§ QUOTED PASSAGE:
>>>
I rent an apartment in a large-ish building (not owner-occupied). My landlord has been slackening on eradicating a pantry and clothing moth infestation in my apartment, other apartments, and the back hallway (common area). The infestation started in June 2018--over a year ago. Since then, I've caught hundreds of moths (in pheromone traps) in my apartment and the back hallway. The back hallway, in particular, is Moth Central.

Last year my landlord hired an exterminator whose treatments came w/ a 90-day warranty. The exterminator inspected and treated my apartment, my immediate next-door-neighbor's, and the back hallway--that's it. After the warranty ended, the infestation persisted, but my landlord refused to spend more money. The exterminator felt the infestation persisted b/c the moths were feeding on something that was not removed--but my landlord refused to inspect other apartments or tenant storage cabinets/closets in the back hallway.

I called the city's inspectional services department, and they sent an inspector. She cited my landlord—and then retracted her citation b/c, she claimed, she needed to see live moths, not dead moths caught on pheromone traps. (I checked the state building code, which does *not* require that inspections turn up live pests.)

Given my landlord's and the city’s lack of cooperation, when this past spring rolled around, the moth problem re-escalated. I called my landlord’s office, and my landlord's brother/partner told me, "I don't want to hear it" and "Just leave." That's the attitude I'm dealing with.
<<<
§ PROMPT A:
Put the data-item rows from the one containing "memory-word[interactable]: 00000000: [575, 264, 642, 286]" through the one containing "memory-word[interactable]: 00000001: [491, 120, 558, 142]" into a numbered list, with both of those rows included and blank lines left out. List only those rows.

Data items
>>>
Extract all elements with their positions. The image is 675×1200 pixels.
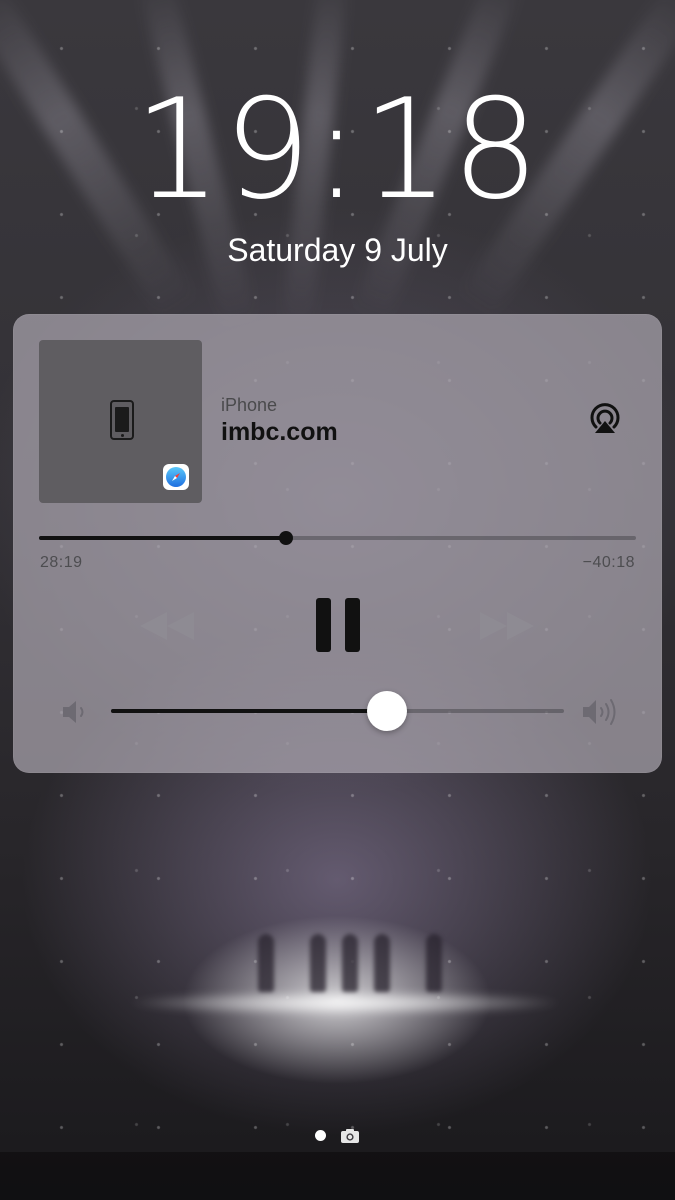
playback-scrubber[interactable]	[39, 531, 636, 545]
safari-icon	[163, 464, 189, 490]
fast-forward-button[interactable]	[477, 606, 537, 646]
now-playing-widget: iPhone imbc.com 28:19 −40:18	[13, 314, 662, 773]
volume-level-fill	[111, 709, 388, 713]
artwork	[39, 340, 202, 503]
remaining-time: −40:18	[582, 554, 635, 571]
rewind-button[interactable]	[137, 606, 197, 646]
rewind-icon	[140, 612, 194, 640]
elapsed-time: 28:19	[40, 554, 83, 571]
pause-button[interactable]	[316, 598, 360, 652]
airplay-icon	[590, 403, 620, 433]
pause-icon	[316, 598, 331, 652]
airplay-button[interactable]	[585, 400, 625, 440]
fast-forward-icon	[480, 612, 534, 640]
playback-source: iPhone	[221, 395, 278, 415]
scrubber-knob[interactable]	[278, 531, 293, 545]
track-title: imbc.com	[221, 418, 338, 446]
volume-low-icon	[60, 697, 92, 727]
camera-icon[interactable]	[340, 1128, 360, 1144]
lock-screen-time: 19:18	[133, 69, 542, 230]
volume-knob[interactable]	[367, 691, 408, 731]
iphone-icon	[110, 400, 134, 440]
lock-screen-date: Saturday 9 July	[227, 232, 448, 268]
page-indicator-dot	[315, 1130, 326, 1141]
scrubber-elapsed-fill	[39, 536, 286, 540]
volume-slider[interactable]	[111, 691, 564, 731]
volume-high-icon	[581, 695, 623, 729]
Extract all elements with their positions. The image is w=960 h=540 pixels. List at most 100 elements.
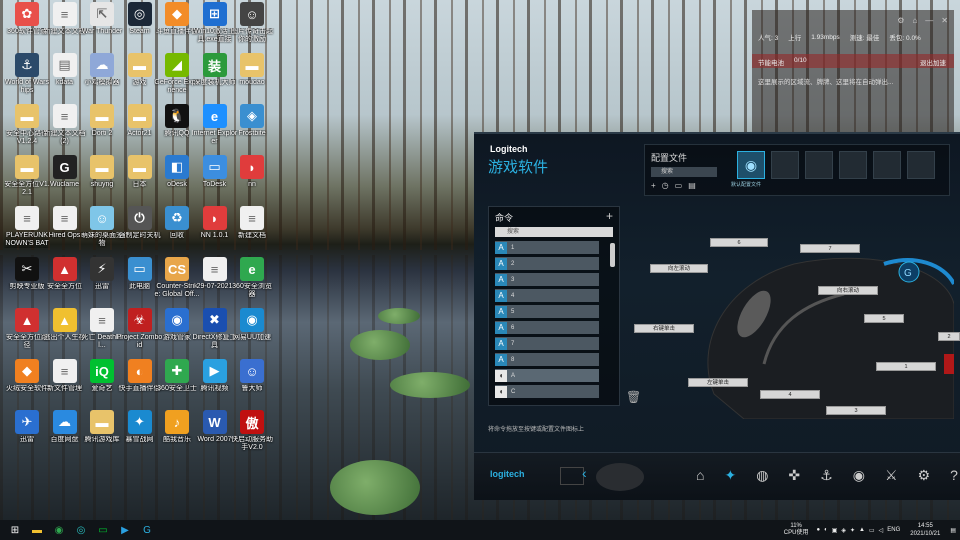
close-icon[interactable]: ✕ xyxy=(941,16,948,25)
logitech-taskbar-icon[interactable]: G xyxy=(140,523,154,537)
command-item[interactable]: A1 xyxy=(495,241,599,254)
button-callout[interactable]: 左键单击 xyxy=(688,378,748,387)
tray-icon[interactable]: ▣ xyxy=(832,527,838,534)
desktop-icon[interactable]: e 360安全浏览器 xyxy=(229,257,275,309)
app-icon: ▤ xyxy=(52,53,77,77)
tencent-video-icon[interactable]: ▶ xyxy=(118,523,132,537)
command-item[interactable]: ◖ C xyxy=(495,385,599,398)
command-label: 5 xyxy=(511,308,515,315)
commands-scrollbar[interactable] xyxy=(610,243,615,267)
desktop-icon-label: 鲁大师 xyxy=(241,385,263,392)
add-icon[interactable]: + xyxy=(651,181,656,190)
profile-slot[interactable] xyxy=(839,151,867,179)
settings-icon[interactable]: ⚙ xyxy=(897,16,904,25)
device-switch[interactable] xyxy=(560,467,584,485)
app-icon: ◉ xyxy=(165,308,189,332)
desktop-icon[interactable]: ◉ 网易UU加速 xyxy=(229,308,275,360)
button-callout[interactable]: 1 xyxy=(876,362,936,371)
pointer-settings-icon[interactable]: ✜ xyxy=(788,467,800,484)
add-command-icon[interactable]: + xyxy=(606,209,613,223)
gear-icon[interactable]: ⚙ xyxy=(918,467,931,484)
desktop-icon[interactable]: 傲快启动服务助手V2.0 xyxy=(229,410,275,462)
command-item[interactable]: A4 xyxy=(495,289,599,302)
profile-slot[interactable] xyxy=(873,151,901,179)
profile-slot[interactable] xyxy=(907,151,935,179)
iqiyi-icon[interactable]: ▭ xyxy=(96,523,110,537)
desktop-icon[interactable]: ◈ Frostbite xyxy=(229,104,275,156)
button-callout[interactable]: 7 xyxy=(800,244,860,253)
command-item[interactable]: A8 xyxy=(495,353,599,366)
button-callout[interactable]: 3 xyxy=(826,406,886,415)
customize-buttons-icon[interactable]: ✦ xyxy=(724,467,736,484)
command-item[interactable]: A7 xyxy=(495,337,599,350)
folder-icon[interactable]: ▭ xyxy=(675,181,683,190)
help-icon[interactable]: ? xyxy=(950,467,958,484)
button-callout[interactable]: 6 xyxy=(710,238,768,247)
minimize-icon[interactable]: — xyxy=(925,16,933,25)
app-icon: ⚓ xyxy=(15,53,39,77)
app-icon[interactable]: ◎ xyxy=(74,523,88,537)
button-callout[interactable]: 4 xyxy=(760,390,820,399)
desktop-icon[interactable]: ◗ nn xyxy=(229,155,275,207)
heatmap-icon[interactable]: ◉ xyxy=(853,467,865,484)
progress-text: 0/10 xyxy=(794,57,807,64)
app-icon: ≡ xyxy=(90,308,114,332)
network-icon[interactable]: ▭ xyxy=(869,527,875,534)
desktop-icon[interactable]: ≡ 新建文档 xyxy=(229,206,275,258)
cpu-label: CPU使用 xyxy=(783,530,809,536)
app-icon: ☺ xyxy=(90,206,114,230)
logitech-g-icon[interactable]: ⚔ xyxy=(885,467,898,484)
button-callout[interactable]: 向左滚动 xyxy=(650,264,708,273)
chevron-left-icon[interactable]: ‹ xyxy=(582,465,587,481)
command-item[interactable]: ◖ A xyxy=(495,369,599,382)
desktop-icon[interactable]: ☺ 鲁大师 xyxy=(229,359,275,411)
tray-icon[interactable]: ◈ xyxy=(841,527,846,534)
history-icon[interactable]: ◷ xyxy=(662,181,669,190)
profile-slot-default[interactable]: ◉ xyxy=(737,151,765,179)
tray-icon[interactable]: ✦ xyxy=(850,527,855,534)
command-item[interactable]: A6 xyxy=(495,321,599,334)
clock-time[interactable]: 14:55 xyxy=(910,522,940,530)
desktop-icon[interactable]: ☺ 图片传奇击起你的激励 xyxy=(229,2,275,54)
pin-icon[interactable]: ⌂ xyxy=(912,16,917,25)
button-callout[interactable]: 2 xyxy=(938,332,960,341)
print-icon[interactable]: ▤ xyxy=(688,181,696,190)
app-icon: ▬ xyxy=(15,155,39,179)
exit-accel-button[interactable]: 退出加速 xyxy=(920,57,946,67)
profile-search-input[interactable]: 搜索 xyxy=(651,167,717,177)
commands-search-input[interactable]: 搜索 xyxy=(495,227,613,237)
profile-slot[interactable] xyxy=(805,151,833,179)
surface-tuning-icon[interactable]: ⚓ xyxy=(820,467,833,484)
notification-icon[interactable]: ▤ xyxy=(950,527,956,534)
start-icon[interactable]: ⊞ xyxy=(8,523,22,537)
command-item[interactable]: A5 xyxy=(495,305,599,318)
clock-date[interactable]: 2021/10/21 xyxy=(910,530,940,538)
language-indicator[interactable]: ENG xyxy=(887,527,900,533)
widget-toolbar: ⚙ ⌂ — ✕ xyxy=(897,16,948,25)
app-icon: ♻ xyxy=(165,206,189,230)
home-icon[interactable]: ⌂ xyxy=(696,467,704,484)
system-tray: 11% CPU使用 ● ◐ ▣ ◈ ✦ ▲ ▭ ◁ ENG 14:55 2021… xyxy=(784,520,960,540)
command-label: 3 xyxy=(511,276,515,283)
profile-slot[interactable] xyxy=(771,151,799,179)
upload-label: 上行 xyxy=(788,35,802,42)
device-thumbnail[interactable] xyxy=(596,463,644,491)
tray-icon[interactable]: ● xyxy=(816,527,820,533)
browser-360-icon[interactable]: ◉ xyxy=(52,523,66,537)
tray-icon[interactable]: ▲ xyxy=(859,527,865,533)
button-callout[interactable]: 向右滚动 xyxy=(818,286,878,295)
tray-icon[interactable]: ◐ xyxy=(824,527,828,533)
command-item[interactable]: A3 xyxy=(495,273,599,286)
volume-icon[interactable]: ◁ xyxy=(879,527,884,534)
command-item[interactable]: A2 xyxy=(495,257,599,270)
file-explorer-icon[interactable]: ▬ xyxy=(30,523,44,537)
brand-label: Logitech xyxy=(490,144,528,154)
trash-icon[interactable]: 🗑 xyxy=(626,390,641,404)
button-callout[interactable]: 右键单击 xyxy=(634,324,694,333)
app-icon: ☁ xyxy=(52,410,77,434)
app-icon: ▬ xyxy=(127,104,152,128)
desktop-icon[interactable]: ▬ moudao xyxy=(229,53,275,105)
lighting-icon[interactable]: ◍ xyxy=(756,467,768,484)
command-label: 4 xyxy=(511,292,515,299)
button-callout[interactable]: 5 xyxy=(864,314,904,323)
<<<
>>>
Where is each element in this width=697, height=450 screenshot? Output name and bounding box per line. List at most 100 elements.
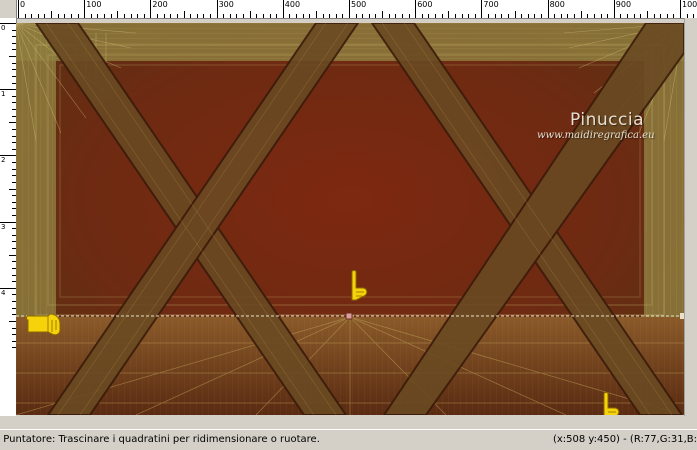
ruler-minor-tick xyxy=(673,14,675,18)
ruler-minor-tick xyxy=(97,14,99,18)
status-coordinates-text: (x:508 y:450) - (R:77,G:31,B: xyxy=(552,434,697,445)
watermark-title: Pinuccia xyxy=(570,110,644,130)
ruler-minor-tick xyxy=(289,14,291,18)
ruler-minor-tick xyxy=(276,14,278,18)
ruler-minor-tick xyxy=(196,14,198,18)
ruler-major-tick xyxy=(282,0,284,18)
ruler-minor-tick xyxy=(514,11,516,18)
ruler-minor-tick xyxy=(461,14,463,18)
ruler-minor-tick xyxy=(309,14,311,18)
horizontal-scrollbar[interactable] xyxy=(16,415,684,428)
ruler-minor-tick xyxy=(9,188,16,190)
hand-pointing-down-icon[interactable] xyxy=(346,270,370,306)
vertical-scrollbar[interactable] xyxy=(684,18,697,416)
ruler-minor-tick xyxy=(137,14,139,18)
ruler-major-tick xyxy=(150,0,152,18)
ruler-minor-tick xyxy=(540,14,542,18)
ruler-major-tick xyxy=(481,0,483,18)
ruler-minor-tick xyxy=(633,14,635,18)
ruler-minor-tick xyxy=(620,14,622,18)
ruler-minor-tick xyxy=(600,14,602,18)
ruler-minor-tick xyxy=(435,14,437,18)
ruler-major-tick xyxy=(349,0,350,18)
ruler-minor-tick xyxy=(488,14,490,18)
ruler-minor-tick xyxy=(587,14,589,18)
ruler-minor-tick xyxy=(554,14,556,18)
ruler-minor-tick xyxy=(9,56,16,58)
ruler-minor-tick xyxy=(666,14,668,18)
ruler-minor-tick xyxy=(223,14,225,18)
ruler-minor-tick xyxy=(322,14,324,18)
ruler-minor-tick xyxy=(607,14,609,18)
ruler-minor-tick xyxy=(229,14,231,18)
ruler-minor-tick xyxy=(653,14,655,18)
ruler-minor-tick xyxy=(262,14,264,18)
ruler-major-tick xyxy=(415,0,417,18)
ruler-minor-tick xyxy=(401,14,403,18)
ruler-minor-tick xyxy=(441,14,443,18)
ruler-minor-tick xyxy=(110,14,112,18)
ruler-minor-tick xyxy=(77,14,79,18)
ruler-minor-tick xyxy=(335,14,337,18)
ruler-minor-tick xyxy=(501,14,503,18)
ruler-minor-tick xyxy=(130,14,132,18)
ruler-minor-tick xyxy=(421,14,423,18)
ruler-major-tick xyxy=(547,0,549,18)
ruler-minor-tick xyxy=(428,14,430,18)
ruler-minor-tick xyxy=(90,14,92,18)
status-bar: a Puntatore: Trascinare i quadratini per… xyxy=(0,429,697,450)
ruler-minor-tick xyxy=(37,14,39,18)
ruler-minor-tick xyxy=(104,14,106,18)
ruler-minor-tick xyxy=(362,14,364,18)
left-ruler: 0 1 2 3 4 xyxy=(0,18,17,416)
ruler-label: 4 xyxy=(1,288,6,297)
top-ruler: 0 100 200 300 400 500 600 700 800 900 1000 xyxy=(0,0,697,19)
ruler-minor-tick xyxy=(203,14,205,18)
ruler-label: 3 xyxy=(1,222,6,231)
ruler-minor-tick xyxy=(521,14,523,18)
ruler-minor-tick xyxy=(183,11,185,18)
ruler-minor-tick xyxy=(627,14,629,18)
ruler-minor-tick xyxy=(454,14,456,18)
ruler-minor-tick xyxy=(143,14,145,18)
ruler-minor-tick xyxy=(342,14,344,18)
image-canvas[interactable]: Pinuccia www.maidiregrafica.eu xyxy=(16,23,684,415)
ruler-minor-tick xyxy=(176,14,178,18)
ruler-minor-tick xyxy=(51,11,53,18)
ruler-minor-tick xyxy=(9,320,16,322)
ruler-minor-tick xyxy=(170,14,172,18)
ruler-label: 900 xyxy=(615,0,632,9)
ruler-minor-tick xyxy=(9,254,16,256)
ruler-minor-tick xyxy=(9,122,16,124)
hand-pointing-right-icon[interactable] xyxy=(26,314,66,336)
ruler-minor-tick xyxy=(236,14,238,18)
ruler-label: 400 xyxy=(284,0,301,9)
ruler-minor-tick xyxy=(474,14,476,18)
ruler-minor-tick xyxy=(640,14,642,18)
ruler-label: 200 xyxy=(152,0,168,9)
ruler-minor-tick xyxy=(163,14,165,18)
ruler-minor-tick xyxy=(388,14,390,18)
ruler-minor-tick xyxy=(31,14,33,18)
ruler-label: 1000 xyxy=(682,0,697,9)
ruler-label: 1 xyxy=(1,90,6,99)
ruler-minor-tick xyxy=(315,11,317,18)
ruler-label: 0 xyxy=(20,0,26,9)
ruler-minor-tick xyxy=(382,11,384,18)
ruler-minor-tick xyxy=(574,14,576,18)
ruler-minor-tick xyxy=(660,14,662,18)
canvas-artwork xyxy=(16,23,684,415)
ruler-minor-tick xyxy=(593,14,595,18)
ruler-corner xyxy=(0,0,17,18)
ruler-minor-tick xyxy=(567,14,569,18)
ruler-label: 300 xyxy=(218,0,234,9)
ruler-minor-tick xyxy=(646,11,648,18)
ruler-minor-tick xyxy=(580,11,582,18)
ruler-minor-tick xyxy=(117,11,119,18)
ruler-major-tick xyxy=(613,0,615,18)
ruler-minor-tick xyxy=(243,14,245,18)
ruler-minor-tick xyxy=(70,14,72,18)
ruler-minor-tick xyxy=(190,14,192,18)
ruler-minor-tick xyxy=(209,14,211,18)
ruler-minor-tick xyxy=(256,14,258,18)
<<<
>>>
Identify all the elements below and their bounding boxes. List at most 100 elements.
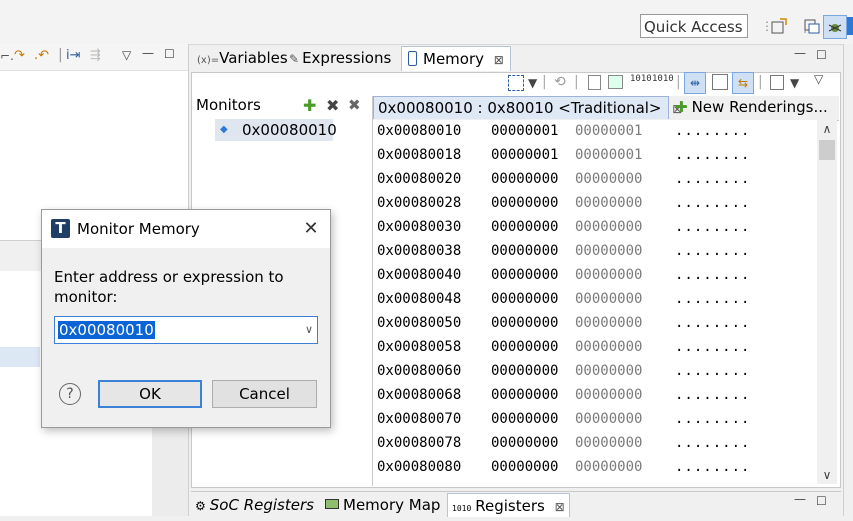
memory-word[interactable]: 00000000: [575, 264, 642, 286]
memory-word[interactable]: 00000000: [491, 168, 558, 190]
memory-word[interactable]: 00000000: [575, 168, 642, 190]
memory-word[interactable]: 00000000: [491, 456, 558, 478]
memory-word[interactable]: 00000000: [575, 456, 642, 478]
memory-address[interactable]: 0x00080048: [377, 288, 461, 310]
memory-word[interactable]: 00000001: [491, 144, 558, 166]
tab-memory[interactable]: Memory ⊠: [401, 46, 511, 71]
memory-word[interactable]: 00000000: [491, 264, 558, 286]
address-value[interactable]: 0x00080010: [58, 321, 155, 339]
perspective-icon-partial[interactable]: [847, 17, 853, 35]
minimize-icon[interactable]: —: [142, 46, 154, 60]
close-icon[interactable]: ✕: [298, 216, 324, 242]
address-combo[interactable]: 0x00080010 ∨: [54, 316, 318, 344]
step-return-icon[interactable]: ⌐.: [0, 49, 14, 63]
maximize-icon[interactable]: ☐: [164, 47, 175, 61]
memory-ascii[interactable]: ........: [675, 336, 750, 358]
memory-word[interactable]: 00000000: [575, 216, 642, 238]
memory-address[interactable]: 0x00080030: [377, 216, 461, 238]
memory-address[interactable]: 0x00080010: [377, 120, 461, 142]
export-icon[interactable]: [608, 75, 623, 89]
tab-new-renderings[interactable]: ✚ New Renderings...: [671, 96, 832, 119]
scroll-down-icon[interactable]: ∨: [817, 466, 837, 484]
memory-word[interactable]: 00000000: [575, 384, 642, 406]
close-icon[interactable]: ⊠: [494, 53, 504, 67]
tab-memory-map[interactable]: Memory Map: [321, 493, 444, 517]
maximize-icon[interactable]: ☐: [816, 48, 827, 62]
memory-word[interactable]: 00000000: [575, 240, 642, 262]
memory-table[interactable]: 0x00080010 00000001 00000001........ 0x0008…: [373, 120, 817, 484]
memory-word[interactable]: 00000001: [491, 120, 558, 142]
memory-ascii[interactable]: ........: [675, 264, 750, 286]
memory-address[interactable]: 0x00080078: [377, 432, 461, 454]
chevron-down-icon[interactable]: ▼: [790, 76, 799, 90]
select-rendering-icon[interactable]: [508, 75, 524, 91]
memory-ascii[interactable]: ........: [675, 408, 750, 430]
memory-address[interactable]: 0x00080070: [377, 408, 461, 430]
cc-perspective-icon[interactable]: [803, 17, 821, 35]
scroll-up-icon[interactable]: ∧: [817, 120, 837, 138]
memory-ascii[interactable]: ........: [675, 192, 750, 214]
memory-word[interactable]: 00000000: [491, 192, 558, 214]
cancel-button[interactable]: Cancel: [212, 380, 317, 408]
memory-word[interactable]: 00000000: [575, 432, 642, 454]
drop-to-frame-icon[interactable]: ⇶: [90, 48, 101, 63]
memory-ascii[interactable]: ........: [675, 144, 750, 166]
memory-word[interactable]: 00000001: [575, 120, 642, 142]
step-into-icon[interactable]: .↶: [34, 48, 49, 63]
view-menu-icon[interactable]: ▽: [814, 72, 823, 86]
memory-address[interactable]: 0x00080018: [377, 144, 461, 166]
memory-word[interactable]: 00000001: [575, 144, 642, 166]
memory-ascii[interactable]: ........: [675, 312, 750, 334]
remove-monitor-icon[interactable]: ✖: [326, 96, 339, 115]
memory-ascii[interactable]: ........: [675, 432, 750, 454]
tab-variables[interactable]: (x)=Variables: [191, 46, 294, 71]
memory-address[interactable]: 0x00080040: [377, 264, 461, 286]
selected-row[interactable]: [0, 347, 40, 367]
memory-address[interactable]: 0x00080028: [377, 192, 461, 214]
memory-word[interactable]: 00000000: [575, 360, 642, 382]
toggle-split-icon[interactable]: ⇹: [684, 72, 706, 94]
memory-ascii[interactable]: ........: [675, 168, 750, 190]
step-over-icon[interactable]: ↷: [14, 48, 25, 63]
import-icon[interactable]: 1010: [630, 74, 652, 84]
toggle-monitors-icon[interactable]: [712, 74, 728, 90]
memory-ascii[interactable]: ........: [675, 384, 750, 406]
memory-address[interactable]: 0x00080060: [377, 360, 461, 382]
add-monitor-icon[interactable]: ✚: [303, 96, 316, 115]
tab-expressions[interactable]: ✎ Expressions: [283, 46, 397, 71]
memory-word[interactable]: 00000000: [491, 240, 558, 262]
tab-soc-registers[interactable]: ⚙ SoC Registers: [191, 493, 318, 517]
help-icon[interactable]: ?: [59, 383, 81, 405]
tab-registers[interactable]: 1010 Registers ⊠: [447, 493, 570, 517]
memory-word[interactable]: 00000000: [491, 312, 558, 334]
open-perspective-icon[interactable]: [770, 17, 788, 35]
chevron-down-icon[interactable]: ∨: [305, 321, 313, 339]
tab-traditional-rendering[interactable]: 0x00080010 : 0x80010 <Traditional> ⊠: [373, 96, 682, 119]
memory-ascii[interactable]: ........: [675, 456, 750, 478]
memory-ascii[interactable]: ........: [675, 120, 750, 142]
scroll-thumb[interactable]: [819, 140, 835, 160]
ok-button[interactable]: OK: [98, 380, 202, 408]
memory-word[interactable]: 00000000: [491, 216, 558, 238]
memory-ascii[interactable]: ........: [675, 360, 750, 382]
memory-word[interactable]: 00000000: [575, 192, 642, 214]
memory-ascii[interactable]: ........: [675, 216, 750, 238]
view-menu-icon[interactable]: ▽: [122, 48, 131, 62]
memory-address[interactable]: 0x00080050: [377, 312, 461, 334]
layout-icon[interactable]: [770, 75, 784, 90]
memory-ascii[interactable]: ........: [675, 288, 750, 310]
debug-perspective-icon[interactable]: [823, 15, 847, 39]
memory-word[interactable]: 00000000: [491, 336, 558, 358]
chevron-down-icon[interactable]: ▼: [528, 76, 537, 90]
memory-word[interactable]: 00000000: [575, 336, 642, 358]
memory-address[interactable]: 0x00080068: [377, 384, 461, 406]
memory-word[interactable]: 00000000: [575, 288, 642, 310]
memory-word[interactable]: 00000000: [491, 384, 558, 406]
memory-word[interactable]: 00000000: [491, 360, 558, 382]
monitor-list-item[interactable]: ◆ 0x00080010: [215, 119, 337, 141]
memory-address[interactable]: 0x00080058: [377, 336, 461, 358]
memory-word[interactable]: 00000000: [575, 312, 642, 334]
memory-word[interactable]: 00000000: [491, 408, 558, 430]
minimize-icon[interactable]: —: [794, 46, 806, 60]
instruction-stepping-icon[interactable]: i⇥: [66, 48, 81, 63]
<<<
§ PROMPT B:
Continue the tenant's account of the moth infestation from the point where it stops.

§ EXERCISE OUTPUT A:
1. memory-word[interactable]: 00000000: [575, 264, 642, 286]
2. memory-word[interactable]: 00000000: [491, 168, 558, 190]
3. memory-word[interactable]: 00000000: [575, 168, 642, 190]
4. memory-word[interactable]: 00000000: [491, 456, 558, 478]
5. memory-word[interactable]: 00000000: [575, 456, 642, 478]
6. memory-address[interactable]: 0x00080048: [377, 288, 461, 310]
7. memory-word[interactable]: 00000001: [491, 144, 558, 166]
8. tab-memory[interactable]: Memory ⊠: [401, 46, 511, 71]
9. memory-word[interactable]: 00000000: [491, 264, 558, 286]
10. address-value[interactable]: 0x00080010: [58, 321, 155, 339]
11. perspective-icon-partial[interactable]: [847, 17, 853, 35]
12. minimize-icon[interactable]: —: [142, 46, 154, 60]
13. close-icon[interactable]: ✕: [298, 216, 324, 242]
14. address-combo[interactable]: 0x00080010 ∨: [54, 316, 318, 344]
15. step-return-icon[interactable]: ⌐.: [0, 49, 14, 63]
16. maximize-icon[interactable]: ☐: [164, 47, 175, 61]
17. memory-ascii[interactable]: ........: [675, 336, 750, 358]
18. memory-word[interactable]: 00000000: [575, 216, 642, 238]
19. memory-address[interactable]: 0x00080030: [377, 216, 461, 238]
20. memory-address[interactable]: 0x00080010: [377, 120, 461, 142]
21. export-icon[interactable]: [608, 75, 623, 89]
22. tab-new-renderings[interactable]: ✚ New Renderings...: [671, 96, 832, 119]
23. scroll-down-icon[interactable]: ∨: [817, 466, 837, 484]
24. memory-word[interactable]: 00000000: [575, 384, 642, 406]
25. close-icon[interactable]: ⊠: [494, 53, 504, 67]
26. tab-memory-map[interactable]: Memory Map: [321, 493, 444, 517]
27. maximize-icon[interactable]: ☐: [816, 48, 827, 62]
28. memory-word[interactable]: 00000000: [575, 240, 642, 262]
29. memory-table[interactable]: 0x00080010 00000001 00000001........ 0x0008…: [373, 120, 817, 484]
30. memory-word[interactable]: 00000001: [491, 120, 558, 142]

§ EXERCISE OUTPUT B:
Surprisingly, after dawdling and lying to me, my landlord did send an exterminator to inspect my unit and the back hallway. Based on the exterminator's recommendation, my landlord *finally* agreed to have other apartments, and back-hall storage cabinets/closets, inspected. The exterminator found evidence of moth activity in other apartments and back-hall storage closets. My landlord *finally* agreed to have my apartment, other apartments, back hallway, and tenant storage closets exterminated. The extermination took place 6.24.19--a whole month after my landlord’s brother/partner said, "I don't want to hear it." A month's delay in treating an escalating infestation is inexcusable and violates state building code.

Despite the 6.24.19 extermination, the moth infestation is worsening. The exterminator's 6.25.19 invoice said, "Follow up in 3 weeks." That was 5 weeks ago, and my landlord has yet to schedule another extermination. This, despite my telling the landlord several times that the problem persists. This, despite the fact that the 6.24.19 extermination came with a 90-day warranty (meaning my landlord needn't spend more money on follow-up exterminations through end of Sept). Bottom line: there's been just 1 extermination in the 2 months since I told my landlord's office that the problem had resurfaced.

I contacted the city's inspectional services dept again. I escalated to the head honcho, who, thankfully, agreed that state code does not require that the inspection turn up live pests; moths on traps are sufficient evidence of infestation.

The city sent an inspector to check my apartment and the back hallway on 7.23.19. She seemed sympathetic--couldn't believe the infestation has lasted over a year, said I shouldn't have to live this way.

BUT her letter to my landlord gave him 25 days (till Aug 20) to correct the problem. This is no way to address an active infestation, and it appears to violate state code, too. Therefore, I submitted a “petition” in writing for a hearing before the city’s Board of Health. I called the chair of the Board of Health, but he did not return my call.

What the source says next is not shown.